SOURCE MATERIAL:
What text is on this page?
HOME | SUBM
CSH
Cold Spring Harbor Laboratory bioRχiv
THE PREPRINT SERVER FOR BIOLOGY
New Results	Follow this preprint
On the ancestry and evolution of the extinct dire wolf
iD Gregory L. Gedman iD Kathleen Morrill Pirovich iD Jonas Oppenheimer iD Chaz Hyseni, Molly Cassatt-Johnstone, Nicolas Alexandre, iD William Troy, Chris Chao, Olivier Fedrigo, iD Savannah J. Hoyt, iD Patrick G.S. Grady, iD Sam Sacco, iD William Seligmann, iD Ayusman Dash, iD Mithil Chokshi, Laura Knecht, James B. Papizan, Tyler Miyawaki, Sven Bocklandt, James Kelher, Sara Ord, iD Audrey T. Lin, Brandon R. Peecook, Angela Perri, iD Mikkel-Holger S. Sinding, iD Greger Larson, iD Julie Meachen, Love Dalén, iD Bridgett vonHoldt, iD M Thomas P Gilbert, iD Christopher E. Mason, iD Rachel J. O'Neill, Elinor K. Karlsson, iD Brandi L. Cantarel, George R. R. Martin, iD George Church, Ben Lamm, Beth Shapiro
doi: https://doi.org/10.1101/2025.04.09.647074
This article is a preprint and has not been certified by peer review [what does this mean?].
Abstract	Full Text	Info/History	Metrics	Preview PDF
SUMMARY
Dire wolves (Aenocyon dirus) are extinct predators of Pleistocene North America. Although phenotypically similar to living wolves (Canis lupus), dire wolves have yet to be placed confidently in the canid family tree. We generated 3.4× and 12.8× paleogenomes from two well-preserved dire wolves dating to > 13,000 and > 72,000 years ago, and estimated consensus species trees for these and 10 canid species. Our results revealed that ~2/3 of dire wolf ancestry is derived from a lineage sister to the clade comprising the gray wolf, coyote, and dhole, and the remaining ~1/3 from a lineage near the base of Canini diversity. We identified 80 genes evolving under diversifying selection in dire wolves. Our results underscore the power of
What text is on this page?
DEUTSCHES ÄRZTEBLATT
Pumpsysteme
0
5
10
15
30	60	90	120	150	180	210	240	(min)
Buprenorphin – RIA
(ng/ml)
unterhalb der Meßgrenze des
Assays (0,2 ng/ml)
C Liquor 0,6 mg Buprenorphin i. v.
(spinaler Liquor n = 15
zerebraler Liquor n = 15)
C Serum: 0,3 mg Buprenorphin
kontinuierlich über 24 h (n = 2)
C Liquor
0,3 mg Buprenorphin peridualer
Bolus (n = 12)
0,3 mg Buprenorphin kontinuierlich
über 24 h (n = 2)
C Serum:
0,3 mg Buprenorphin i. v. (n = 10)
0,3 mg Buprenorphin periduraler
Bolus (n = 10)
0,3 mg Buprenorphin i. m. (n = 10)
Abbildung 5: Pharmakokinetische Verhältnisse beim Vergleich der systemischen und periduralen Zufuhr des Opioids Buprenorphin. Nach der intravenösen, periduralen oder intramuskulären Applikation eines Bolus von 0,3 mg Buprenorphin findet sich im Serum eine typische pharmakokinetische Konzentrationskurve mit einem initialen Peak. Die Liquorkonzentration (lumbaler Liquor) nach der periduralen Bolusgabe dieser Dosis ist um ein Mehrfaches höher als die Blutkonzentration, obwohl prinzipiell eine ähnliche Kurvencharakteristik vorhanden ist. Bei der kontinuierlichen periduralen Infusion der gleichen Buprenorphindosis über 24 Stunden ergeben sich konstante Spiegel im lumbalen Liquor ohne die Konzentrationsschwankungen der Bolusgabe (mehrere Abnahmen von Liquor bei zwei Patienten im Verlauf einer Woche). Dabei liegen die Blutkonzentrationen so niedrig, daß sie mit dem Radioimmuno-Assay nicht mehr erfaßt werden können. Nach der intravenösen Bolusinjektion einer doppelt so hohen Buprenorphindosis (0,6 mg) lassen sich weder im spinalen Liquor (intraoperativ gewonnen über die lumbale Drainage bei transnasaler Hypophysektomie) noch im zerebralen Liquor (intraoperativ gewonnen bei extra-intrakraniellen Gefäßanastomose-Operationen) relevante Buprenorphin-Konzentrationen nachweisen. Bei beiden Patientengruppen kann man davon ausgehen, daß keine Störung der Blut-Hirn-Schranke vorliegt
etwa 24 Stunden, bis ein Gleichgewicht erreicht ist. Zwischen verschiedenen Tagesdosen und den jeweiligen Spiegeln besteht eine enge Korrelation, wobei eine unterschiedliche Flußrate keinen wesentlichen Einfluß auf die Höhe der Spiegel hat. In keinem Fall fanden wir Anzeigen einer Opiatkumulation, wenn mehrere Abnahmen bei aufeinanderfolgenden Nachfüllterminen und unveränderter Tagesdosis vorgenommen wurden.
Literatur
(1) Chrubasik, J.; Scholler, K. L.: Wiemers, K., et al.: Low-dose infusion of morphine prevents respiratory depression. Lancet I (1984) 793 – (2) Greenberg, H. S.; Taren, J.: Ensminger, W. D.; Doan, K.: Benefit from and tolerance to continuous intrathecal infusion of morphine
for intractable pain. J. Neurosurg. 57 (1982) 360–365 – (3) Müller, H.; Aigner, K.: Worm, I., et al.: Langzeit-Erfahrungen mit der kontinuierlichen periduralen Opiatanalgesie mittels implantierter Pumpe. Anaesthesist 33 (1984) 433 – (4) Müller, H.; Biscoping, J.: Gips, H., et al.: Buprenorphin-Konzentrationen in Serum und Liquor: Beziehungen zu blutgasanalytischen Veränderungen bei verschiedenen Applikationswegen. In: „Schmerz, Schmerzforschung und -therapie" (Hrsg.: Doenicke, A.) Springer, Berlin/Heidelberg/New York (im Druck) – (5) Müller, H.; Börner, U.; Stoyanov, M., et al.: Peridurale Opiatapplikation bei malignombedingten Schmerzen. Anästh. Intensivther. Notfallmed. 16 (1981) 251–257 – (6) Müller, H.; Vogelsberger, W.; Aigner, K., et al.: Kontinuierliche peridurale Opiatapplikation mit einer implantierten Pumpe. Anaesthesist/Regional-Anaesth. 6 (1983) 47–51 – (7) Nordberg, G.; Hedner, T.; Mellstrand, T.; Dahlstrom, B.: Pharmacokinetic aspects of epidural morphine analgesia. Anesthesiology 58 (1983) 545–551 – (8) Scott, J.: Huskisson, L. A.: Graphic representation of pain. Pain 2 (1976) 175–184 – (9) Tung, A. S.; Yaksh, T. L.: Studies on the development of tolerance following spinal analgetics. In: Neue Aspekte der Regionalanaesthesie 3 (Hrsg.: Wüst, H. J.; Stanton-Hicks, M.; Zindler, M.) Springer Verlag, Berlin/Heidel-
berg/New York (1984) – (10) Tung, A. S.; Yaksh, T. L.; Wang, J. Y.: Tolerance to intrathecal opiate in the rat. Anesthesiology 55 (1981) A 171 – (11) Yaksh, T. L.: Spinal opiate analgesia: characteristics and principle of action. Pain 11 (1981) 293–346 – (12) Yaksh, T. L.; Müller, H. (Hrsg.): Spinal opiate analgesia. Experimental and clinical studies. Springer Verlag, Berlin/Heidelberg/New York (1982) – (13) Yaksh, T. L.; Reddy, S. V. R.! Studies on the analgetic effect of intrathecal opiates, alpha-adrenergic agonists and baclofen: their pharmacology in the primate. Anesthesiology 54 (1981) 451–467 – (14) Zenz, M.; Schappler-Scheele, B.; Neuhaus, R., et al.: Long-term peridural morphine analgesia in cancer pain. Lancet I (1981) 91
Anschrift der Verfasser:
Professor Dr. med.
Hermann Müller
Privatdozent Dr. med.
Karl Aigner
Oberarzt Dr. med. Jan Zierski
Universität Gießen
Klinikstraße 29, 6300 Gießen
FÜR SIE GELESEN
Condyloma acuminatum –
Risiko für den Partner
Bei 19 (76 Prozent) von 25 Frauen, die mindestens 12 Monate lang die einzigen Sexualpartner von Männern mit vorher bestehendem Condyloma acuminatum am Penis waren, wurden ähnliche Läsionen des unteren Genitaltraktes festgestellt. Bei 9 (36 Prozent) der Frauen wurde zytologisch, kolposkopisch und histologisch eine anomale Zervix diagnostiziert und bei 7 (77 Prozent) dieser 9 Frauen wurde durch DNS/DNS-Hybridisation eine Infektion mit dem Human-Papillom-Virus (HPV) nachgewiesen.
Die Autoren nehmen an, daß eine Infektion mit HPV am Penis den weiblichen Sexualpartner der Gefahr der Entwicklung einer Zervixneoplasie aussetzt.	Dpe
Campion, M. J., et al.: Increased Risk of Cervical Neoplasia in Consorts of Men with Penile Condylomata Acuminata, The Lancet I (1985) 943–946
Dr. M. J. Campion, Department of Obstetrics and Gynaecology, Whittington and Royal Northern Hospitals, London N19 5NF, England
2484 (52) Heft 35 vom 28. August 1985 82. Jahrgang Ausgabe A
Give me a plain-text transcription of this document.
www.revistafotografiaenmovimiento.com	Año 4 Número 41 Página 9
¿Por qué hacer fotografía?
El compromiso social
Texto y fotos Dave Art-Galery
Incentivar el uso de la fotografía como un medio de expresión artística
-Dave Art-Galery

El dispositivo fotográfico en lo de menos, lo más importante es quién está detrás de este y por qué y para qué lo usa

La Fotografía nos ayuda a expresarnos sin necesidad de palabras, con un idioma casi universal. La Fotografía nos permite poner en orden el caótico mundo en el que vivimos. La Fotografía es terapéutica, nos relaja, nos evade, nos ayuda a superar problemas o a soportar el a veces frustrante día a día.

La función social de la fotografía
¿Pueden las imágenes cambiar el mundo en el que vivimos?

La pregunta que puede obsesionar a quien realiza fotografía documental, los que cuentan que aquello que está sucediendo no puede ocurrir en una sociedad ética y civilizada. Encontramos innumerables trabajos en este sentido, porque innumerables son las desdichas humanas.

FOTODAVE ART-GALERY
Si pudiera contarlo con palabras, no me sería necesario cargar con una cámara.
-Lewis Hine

AIM OF THE TASK:
Everything from the line containing "Give me a plain-text" through the final line of the records is what you should print, exactly and with nothing added.

OUTPUT FOR THIS EXERCISE:
Give me a plain-text transcription of this document.
www.revistafotografiaenmovimiento.com	Año 4 Número 41 Página 9
¿Por qué hacer fotografía?
El compromiso social
Texto y fotos Dave Art-Galery
Incentivar el uso de la fotografía como un medio de expresión artística
-Dave Art-Galery

El dispositivo fotográfico en lo de menos, lo más importante es quién está detrás de este y por qué y para qué lo usa

La Fotografía nos ayuda a expresarnos sin necesidad de palabras, con un idioma casi universal. La Fotografía nos permite poner en orden el caótico mundo en el que vivimos. La Fotografía es terapéutica, nos relaja, nos evade, nos ayuda a superar problemas o a soportar el a veces frustrante día a día.

La función social de la fotografía
¿Pueden las imágenes cambiar el mundo en el que vivimos?

La pregunta que puede obsesionar a quien realiza fotografía documental, los que cuentan que aquello que está sucediendo no puede ocurrir en una sociedad ética y civilizada. Encontramos innumerables trabajos en este sentido, porque innumerables son las desdichas humanas.

FOTODAVE ART-GALERY
Si pudiera contarlo con palabras, no me sería necesario cargar con una cámara.
-Lewis Hine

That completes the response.